Dataset excerpts.
● ● ● ● ●
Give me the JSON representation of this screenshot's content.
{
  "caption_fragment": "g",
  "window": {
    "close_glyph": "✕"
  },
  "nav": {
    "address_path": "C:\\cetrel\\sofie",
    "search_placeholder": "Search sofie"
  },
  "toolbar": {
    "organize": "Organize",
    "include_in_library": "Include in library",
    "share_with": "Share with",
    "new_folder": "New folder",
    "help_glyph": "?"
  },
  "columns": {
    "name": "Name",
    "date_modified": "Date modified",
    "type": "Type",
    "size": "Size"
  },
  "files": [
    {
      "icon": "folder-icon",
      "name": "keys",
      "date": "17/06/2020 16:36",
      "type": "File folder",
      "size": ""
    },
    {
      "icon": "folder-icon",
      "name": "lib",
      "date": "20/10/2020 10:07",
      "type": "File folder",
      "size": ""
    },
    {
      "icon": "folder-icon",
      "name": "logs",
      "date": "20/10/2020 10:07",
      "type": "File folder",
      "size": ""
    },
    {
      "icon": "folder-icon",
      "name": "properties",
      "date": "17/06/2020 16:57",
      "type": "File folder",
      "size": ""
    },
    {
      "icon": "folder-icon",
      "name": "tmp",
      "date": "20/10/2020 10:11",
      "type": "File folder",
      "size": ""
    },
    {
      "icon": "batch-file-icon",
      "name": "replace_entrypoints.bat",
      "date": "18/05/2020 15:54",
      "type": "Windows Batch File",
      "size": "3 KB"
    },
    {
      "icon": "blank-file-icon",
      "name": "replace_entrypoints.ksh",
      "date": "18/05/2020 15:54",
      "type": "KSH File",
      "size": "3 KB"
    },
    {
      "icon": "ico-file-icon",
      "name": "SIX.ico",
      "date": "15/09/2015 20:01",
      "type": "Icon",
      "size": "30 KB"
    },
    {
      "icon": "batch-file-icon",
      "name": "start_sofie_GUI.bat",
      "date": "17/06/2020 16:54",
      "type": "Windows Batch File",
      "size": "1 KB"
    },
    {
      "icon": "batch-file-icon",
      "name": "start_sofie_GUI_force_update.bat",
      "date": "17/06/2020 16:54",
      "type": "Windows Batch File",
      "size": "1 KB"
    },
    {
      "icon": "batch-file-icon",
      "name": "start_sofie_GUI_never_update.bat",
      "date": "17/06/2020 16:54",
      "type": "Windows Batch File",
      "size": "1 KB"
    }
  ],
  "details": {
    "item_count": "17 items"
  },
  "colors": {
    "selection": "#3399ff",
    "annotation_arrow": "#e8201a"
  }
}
● ● ● ● ●
Objective. Copy out all of the records shown above exactly.

Written answer.
Give me the JSON representation of this screenshot's content.
{
  "caption_fragment": "g",
  "window": {
    "close_glyph": "✕"
  },
  "nav": {
    "address_path": "C:\\cetrel\\sofie",
    "search_placeholder": "Search sofie"
  },
  "toolbar": {
    "organize": "Organize",
    "include_in_library": "Include in library",
    "share_with": "Share with",
    "new_folder": "New folder",
    "help_glyph": "?"
  },
  "columns": {
    "name": "Name",
    "date_modified": "Date modified",
    "type": "Type",
    "size": "Size"
  },
  "files": [
    {
      "icon": "folder-icon",
      "name": "keys",
      "date": "17/06/2020 16:36",
      "type": "File folder",
      "size": ""
    },
    {
      "icon": "folder-icon",
      "name": "lib",
      "date": "20/10/2020 10:07",
      "type": "File folder",
      "size": ""
    },
    {
      "icon": "folder-icon",
      "name": "logs",
      "date": "20/10/2020 10:07",
      "type": "File folder",
      "size": ""
    },
    {
      "icon": "folder-icon",
      "name": "properties",
      "date": "17/06/2020 16:57",
      "type": "File folder",
      "size": ""
    },
    {
      "icon": "folder-icon",
      "name": "tmp",
      "date": "20/10/2020 10:11",
      "type": "File folder",
      "size": ""
    },
    {
      "icon": "batch-file-icon",
      "name": "replace_entrypoints.bat",
      "date": "18/05/2020 15:54",
      "type": "Windows Batch File",
      "size": "3 KB"
    },
    {
      "icon": "blank-file-icon",
      "name": "replace_entrypoints.ksh",
      "date": "18/05/2020 15:54",
      "type": "KSH File",
      "size": "3 KB"
    },
    {
      "icon": "ico-file-icon",
      "name": "SIX.ico",
      "date": "15/09/2015 20:01",
      "type": "Icon",
      "size": "30 KB"
    },
    {
      "icon": "batch-file-icon",
      "name": "start_sofie_GUI.bat",
      "date": "17/06/2020 16:54",
      "type": "Windows Batch File",
      "size": "1 KB"
    },
    {
      "icon": "batch-file-icon",
      "name": "start_sofie_GUI_force_update.bat",
      "date": "17/06/2020 16:54",
      "type": "Windows Batch File",
      "size": "1 KB"
    },
    {
      "icon": "batch-file-icon",
      "name": "start_sofie_GUI_never_update.bat",
      "date": "17/06/2020 16:54",
      "type": "Windows Batch File",
      "size": "1 KB"
    }
  ],
  "details": {
    "item_count": "17 items"
  },
  "colors": {
    "selection": "#3399ff",
    "annotation_arrow": "#e8201a"
  }
}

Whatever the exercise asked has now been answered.